[start of RECORDED DATA]

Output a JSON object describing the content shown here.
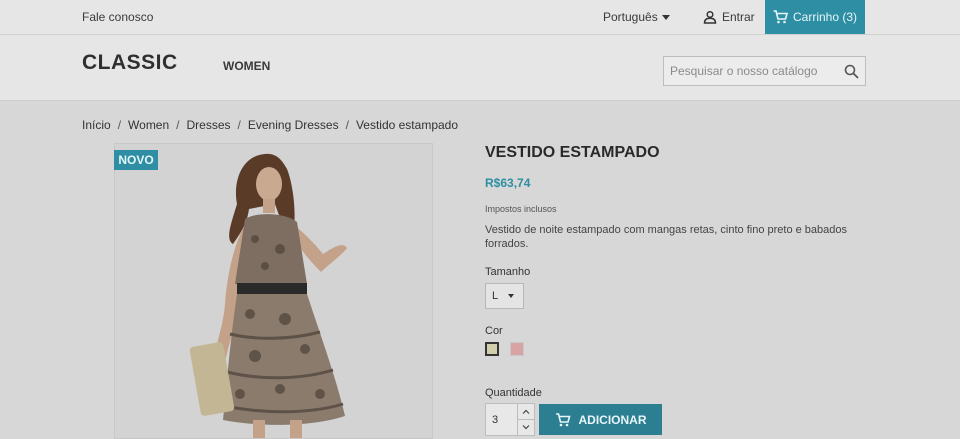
{
  "topnav": {
    "contact_label": "Fale conosco",
    "language": "Português",
    "signin_label": "Entrar",
    "cart_label": "Carrinho (3)"
  },
  "header": {
    "logo": "CLASSIC",
    "menu_women": "WOMEN",
    "search_placeholder": "Pesquisar o nosso catálogo"
  },
  "breadcrumb": [
    "Início",
    "Women",
    "Dresses",
    "Evening Dresses",
    "Vestido estampado"
  ],
  "product": {
    "badge": "NOVO",
    "title": "VESTIDO ESTAMPADO",
    "price": "R$63,74",
    "tax_note": "Impostos inclusos",
    "description": "Vestido de noite estampado com mangas retas, cinto fino preto e babados forrados.",
    "size_label": "Tamanho",
    "size_value": "L",
    "color_label": "Cor",
    "colors": [
      "#d1cfae",
      "#d8a3a3"
    ],
    "quantity_label": "Quantidade",
    "quantity_value": "3",
    "add_label": "ADICIONAR"
  },
  "colors": {
    "accent": "#2e8ea3",
    "overlay_bg": "#d7d7d7"
  }
}
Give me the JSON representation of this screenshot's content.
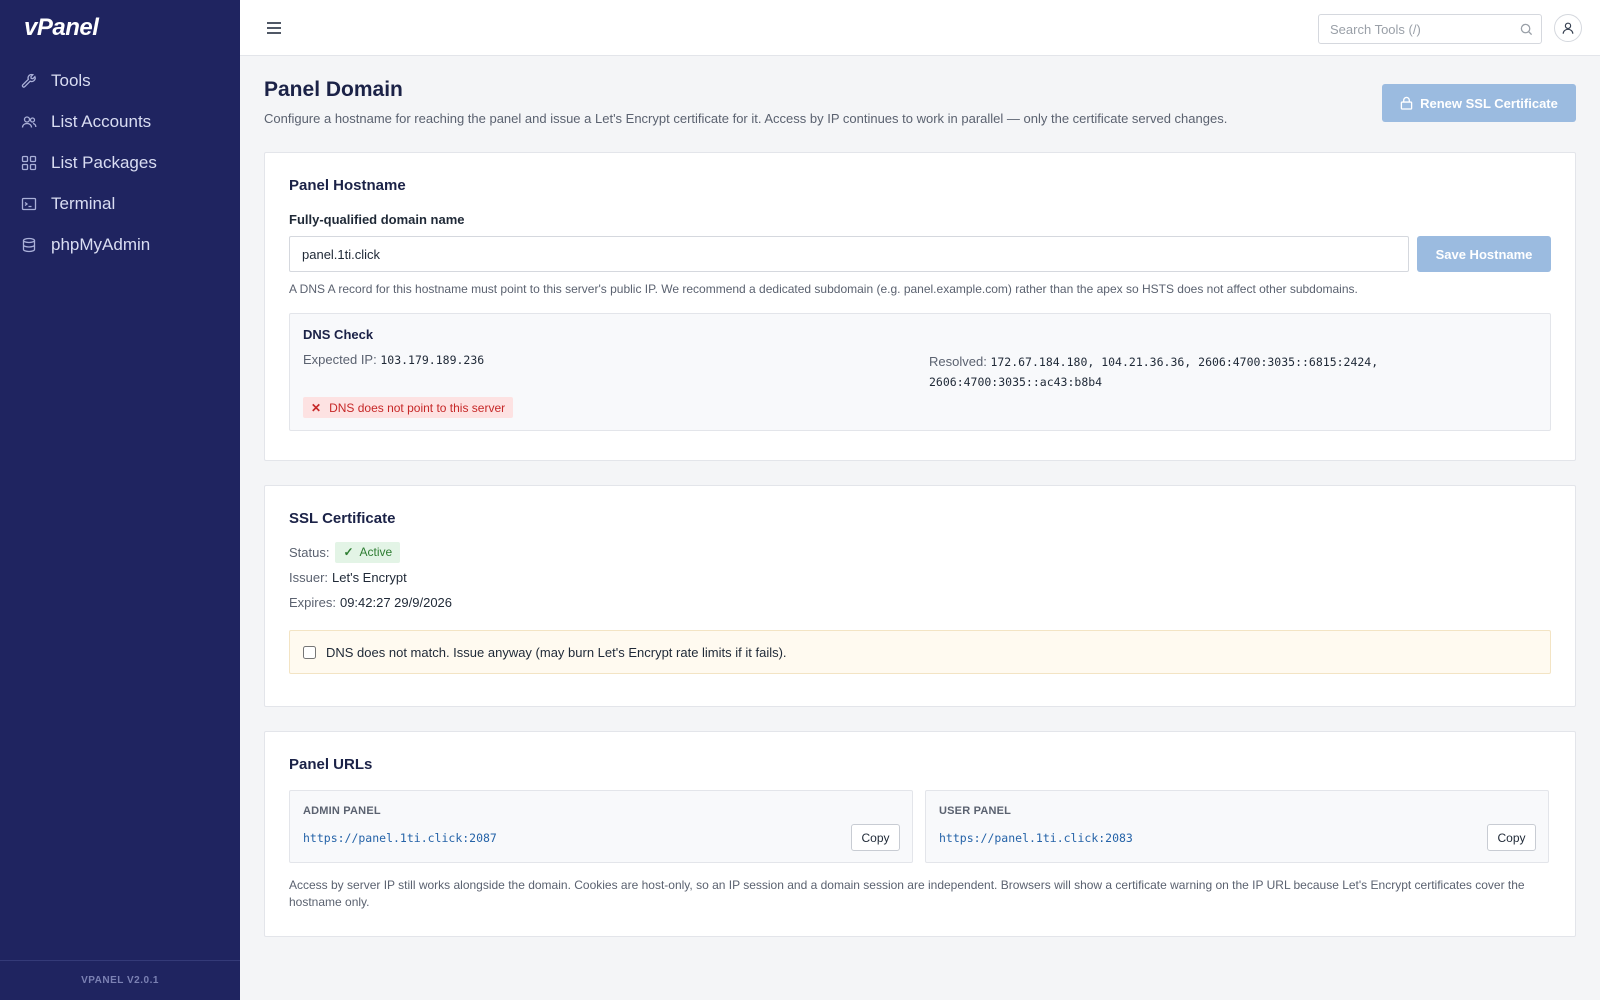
{
  "app": {
    "logo": "vPanel",
    "version": "VPANEL V2.0.1"
  },
  "sidebar": {
    "items": [
      {
        "label": "Tools",
        "icon": "wrench-icon"
      },
      {
        "label": "List Accounts",
        "icon": "users-icon"
      },
      {
        "label": "List Packages",
        "icon": "grid-icon"
      },
      {
        "label": "Terminal",
        "icon": "terminal-icon"
      },
      {
        "label": "phpMyAdmin",
        "icon": "database-icon"
      }
    ]
  },
  "topbar": {
    "search_placeholder": "Search Tools (/)"
  },
  "page": {
    "title": "Panel Domain",
    "description": "Configure a hostname for reaching the panel and issue a Let's Encrypt certificate for it. Access by IP continues to work in parallel — only the certificate served changes.",
    "renew_label": "Renew SSL Certificate"
  },
  "hostname": {
    "title": "Panel Hostname",
    "field_label": "Fully-qualified domain name",
    "value": "panel.1ti.click",
    "save_label": "Save Hostname",
    "help": "A DNS A record for this hostname must point to this server's public IP. We recommend a dedicated subdomain (e.g. panel.example.com) rather than the apex so HSTS does not affect other subdomains."
  },
  "dns": {
    "title": "DNS Check",
    "expected_label": "Expected IP:",
    "expected_value": "103.179.189.236",
    "resolved_label": "Resolved:",
    "resolved_value": "172.67.184.180, 104.21.36.36, 2606:4700:3035::6815:2424, 2606:4700:3035::ac43:b8b4",
    "status": "DNS does not point to this server"
  },
  "ssl": {
    "title": "SSL Certificate",
    "status_label": "Status:",
    "status_value": "Active",
    "issuer_label": "Issuer:",
    "issuer_value": "Let's Encrypt",
    "expires_label": "Expires:",
    "expires_value": "09:42:27 29/9/2026",
    "override_label": "DNS does not match. Issue anyway (may burn Let's Encrypt rate limits if it fails)."
  },
  "urls": {
    "title": "Panel URLs",
    "admin_label": "ADMIN PANEL",
    "admin_url": "https://panel.1ti.click:2087",
    "user_label": "USER PANEL",
    "user_url": "https://panel.1ti.click:2083",
    "copy_label": "Copy",
    "note": "Access by server IP still works alongside the domain. Cookies are host-only, so an IP session and a domain session are independent. Browsers will show a certificate warning on the IP URL because Let's Encrypt certificates cover the hostname only."
  },
  "colors": {
    "sidebar_bg": "#1f2460",
    "primary_disabled": "#9bbbe0",
    "error": "#c62828",
    "success": "#2e7d32"
  }
}
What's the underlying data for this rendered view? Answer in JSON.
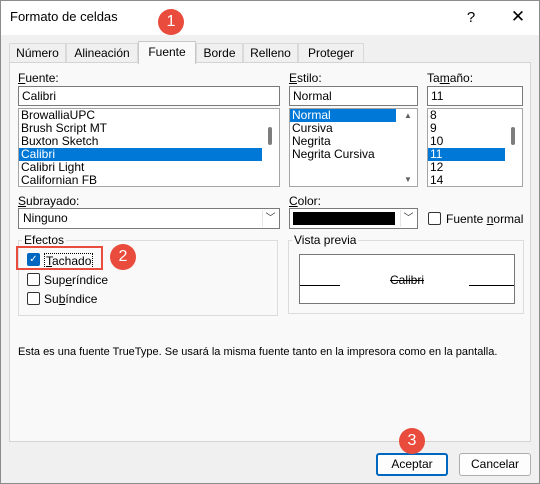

[end of RECORDED DATA]

TASK PROMPT.
Collect the lines of the data that carry the word "click".

FINAL RESULT.
    "value": "panel.1ti.click",
    "admin_url": "https://panel.1ti.click:2087",
    "user_url": "https://panel.1ti.click:2083",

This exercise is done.